(Stored data entries)

— Start —

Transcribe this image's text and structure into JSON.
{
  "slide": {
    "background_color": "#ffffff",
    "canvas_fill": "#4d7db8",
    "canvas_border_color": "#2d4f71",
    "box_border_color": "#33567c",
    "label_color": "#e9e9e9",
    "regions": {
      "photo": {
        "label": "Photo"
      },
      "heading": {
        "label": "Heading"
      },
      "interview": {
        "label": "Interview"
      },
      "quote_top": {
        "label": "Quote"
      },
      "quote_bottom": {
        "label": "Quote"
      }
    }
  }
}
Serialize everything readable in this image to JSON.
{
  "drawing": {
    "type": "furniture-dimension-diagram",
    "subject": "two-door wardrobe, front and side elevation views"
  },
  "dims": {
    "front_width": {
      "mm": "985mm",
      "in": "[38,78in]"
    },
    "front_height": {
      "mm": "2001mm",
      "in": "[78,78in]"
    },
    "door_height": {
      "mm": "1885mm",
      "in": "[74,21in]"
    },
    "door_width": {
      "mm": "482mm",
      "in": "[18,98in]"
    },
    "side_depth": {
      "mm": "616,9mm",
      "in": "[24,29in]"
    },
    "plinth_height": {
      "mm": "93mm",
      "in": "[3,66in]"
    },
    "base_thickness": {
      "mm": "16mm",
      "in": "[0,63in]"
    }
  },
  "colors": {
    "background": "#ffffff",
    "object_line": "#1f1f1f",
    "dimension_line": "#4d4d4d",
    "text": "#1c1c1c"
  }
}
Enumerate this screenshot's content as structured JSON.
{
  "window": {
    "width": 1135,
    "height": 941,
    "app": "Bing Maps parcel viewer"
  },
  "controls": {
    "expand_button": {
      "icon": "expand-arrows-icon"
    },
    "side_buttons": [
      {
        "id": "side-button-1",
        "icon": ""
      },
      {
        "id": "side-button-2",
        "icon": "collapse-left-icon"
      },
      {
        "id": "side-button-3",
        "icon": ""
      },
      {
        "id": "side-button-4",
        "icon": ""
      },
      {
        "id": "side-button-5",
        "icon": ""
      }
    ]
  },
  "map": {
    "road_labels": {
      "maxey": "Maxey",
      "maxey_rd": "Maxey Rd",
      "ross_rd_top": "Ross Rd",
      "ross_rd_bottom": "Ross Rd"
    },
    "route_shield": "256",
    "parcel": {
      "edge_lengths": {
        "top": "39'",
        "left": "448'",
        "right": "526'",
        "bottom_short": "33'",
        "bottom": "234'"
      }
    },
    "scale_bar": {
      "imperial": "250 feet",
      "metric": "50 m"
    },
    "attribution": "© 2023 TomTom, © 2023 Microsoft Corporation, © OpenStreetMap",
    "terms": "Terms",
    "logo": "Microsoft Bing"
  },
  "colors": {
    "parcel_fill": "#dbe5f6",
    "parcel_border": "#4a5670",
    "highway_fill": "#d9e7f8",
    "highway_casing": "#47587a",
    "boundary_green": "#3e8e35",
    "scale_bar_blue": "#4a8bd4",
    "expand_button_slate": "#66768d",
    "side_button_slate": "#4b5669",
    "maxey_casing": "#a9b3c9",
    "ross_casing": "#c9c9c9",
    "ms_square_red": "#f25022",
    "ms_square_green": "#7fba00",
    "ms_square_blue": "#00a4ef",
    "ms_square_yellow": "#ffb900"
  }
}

— End —

◆ **OBJECTIVE**: Return the material exactly as it stands.

◆ **REPLY**:
Transcribe this image's text and structure into JSON.
{
  "slide": {
    "background_color": "#ffffff",
    "canvas_fill": "#4d7db8",
    "canvas_border_color": "#2d4f71",
    "box_border_color": "#33567c",
    "label_color": "#e9e9e9",
    "regions": {
      "photo": {
        "label": "Photo"
      },
      "heading": {
        "label": "Heading"
      },
      "interview": {
        "label": "Interview"
      },
      "quote_top": {
        "label": "Quote"
      },
      "quote_bottom": {
        "label": "Quote"
      }
    }
  }
}
Serialize everything readable in this image to JSON.
{
  "drawing": {
    "type": "furniture-dimension-diagram",
    "subject": "two-door wardrobe, front and side elevation views"
  },
  "dims": {
    "front_width": {
      "mm": "985mm",
      "in": "[38,78in]"
    },
    "front_height": {
      "mm": "2001mm",
      "in": "[78,78in]"
    },
    "door_height": {
      "mm": "1885mm",
      "in": "[74,21in]"
    },
    "door_width": {
      "mm": "482mm",
      "in": "[18,98in]"
    },
    "side_depth": {
      "mm": "616,9mm",
      "in": "[24,29in]"
    },
    "plinth_height": {
      "mm": "93mm",
      "in": "[3,66in]"
    },
    "base_thickness": {
      "mm": "16mm",
      "in": "[0,63in]"
    }
  },
  "colors": {
    "background": "#ffffff",
    "object_line": "#1f1f1f",
    "dimension_line": "#4d4d4d",
    "text": "#1c1c1c"
  }
}
Enumerate this screenshot's content as structured JSON.
{
  "window": {
    "width": 1135,
    "height": 941,
    "app": "Bing Maps parcel viewer"
  },
  "controls": {
    "expand_button": {
      "icon": "expand-arrows-icon"
    },
    "side_buttons": [
      {
        "id": "side-button-1",
        "icon": ""
      },
      {
        "id": "side-button-2",
        "icon": "collapse-left-icon"
      },
      {
        "id": "side-button-3",
        "icon": ""
      },
      {
        "id": "side-button-4",
        "icon": ""
      },
      {
        "id": "side-button-5",
        "icon": ""
      }
    ]
  },
  "map": {
    "road_labels": {
      "maxey": "Maxey",
      "maxey_rd": "Maxey Rd",
      "ross_rd_top": "Ross Rd",
      "ross_rd_bottom": "Ross Rd"
    },
    "route_shield": "256",
    "parcel": {
      "edge_lengths": {
        "top": "39'",
        "left": "448'",
        "right": "526'",
        "bottom_short": "33'",
        "bottom": "234'"
      }
    },
    "scale_bar": {
      "imperial": "250 feet",
      "metric": "50 m"
    },
    "attribution": "© 2023 TomTom, © 2023 Microsoft Corporation, © OpenStreetMap",
    "terms": "Terms",
    "logo": "Microsoft Bing"
  },
  "colors": {
    "parcel_fill": "#dbe5f6",
    "parcel_border": "#4a5670",
    "highway_fill": "#d9e7f8",
    "highway_casing": "#47587a",
    "boundary_green": "#3e8e35",
    "scale_bar_blue": "#4a8bd4",
    "expand_button_slate": "#66768d",
    "side_button_slate": "#4b5669",
    "maxey_casing": "#a9b3c9",
    "ross_casing": "#c9c9c9",
    "ms_square_red": "#f25022",
    "ms_square_green": "#7fba00",
    "ms_square_blue": "#00a4ef",
    "ms_square_yellow": "#ffb900"
  }
}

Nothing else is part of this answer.